# [WHAT THE TASK REQUIRES]
Please copy all the lines that follow, word for word.

# [THE DATA]
= = = = =

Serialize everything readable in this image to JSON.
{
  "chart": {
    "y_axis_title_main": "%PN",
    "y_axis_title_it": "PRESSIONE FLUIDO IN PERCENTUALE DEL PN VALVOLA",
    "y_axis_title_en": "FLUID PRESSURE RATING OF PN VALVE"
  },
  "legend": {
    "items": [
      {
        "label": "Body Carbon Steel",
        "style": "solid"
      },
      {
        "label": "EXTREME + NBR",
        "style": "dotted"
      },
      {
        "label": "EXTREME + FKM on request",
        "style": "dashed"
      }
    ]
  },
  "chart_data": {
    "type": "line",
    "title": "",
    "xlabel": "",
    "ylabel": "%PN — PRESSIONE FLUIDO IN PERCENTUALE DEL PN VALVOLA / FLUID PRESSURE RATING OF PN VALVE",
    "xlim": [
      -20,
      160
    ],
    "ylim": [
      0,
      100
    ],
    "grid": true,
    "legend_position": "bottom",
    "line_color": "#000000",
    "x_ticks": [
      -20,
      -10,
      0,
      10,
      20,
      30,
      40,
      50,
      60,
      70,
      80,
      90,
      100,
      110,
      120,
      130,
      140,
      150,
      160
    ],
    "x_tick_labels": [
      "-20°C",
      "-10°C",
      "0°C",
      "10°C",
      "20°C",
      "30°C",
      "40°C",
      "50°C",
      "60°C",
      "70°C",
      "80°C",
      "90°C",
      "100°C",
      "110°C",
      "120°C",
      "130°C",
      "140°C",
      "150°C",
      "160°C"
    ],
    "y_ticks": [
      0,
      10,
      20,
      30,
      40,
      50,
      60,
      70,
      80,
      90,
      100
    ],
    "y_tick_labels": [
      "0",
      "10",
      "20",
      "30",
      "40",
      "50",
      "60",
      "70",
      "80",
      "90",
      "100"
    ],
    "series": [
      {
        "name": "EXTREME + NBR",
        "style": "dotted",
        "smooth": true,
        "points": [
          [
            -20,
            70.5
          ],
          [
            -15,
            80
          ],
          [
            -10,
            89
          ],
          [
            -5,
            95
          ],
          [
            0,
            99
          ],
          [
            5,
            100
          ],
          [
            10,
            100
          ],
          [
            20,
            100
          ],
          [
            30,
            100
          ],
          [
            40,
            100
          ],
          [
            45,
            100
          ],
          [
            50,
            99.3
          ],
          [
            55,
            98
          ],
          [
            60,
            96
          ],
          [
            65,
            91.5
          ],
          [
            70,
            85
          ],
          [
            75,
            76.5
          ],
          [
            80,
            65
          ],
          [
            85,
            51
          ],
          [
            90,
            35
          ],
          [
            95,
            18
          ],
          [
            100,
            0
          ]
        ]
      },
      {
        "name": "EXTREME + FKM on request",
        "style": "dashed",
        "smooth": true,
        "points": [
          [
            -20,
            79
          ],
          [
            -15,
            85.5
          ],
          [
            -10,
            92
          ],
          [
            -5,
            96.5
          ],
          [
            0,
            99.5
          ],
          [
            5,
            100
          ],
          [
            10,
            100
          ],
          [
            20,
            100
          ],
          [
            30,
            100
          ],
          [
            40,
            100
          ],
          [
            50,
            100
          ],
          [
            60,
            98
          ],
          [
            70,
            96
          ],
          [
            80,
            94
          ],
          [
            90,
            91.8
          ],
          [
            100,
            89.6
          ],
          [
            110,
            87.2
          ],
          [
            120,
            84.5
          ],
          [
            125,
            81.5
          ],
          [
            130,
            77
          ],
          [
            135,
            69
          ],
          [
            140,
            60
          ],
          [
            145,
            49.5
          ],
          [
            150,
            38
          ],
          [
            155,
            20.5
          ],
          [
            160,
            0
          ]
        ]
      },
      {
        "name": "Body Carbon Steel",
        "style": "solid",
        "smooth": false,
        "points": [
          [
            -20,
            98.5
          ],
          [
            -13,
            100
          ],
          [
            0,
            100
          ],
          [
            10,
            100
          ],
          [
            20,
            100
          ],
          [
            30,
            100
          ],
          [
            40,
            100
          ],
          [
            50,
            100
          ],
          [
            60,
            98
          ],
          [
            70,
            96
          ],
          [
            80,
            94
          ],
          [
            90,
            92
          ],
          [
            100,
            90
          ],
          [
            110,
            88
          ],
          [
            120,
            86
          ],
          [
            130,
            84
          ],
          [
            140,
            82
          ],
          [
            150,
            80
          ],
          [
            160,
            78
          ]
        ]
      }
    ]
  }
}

= = = = =

# [RESULT]
Serialize everything readable in this image to JSON.
{
  "chart": {
    "y_axis_title_main": "%PN",
    "y_axis_title_it": "PRESSIONE FLUIDO IN PERCENTUALE DEL PN VALVOLA",
    "y_axis_title_en": "FLUID PRESSURE RATING OF PN VALVE"
  },
  "legend": {
    "items": [
      {
        "label": "Body Carbon Steel",
        "style": "solid"
      },
      {
        "label": "EXTREME + NBR",
        "style": "dotted"
      },
      {
        "label": "EXTREME + FKM on request",
        "style": "dashed"
      }
    ]
  },
  "chart_data": {
    "type": "line",
    "title": "",
    "xlabel": "",
    "ylabel": "%PN — PRESSIONE FLUIDO IN PERCENTUALE DEL PN VALVOLA / FLUID PRESSURE RATING OF PN VALVE",
    "xlim": [
      -20,
      160
    ],
    "ylim": [
      0,
      100
    ],
    "grid": true,
    "legend_position": "bottom",
    "line_color": "#000000",
    "x_ticks": [
      -20,
      -10,
      0,
      10,
      20,
      30,
      40,
      50,
      60,
      70,
      80,
      90,
      100,
      110,
      120,
      130,
      140,
      150,
      160
    ],
    "x_tick_labels": [
      "-20°C",
      "-10°C",
      "0°C",
      "10°C",
      "20°C",
      "30°C",
      "40°C",
      "50°C",
      "60°C",
      "70°C",
      "80°C",
      "90°C",
      "100°C",
      "110°C",
      "120°C",
      "130°C",
      "140°C",
      "150°C",
      "160°C"
    ],
    "y_ticks": [
      0,
      10,
      20,
      30,
      40,
      50,
      60,
      70,
      80,
      90,
      100
    ],
    "y_tick_labels": [
      "0",
      "10",
      "20",
      "30",
      "40",
      "50",
      "60",
      "70",
      "80",
      "90",
      "100"
    ],
    "series": [
      {
        "name": "EXTREME + NBR",
        "style": "dotted",
        "smooth": true,
        "points": [
          [
            -20,
            70.5
          ],
          [
            -15,
            80
          ],
          [
            -10,
            89
          ],
          [
            -5,
            95
          ],
          [
            0,
            99
          ],
          [
            5,
            100
          ],
          [
            10,
            100
          ],
          [
            20,
            100
          ],
          [
            30,
            100
          ],
          [
            40,
            100
          ],
          [
            45,
            100
          ],
          [
            50,
            99.3
          ],
          [
            55,
            98
          ],
          [
            60,
            96
          ],
          [
            65,
            91.5
          ],
          [
            70,
            85
          ],
          [
            75,
            76.5
          ],
          [
            80,
            65
          ],
          [
            85,
            51
          ],
          [
            90,
            35
          ],
          [
            95,
            18
          ],
          [
            100,
            0
          ]
        ]
      },
      {
        "name": "EXTREME + FKM on request",
        "style": "dashed",
        "smooth": true,
        "points": [
          [
            -20,
            79
          ],
          [
            -15,
            85.5
          ],
          [
            -10,
            92
          ],
          [
            -5,
            96.5
          ],
          [
            0,
            99.5
          ],
          [
            5,
            100
          ],
          [
            10,
            100
          ],
          [
            20,
            100
          ],
          [
            30,
            100
          ],
          [
            40,
            100
          ],
          [
            50,
            100
          ],
          [
            60,
            98
          ],
          [
            70,
            96
          ],
          [
            80,
            94
          ],
          [
            90,
            91.8
          ],
          [
            100,
            89.6
          ],
          [
            110,
            87.2
          ],
          [
            120,
            84.5
          ],
          [
            125,
            81.5
          ],
          [
            130,
            77
          ],
          [
            135,
            69
          ],
          [
            140,
            60
          ],
          [
            145,
            49.5
          ],
          [
            150,
            38
          ],
          [
            155,
            20.5
          ],
          [
            160,
            0
          ]
        ]
      },
      {
        "name": "Body Carbon Steel",
        "style": "solid",
        "smooth": false,
        "points": [
          [
            -20,
            98.5
          ],
          [
            -13,
            100
          ],
          [
            0,
            100
          ],
          [
            10,
            100
          ],
          [
            20,
            100
          ],
          [
            30,
            100
          ],
          [
            40,
            100
          ],
          [
            50,
            100
          ],
          [
            60,
            98
          ],
          [
            70,
            96
          ],
          [
            80,
            94
          ],
          [
            90,
            92
          ],
          [
            100,
            90
          ],
          [
            110,
            88
          ],
          [
            120,
            86
          ],
          [
            130,
            84
          ],
          [
            140,
            82
          ],
          [
            150,
            80
          ],
          [
            160,
            78
          ]
        ]
      }
    ]
  }
}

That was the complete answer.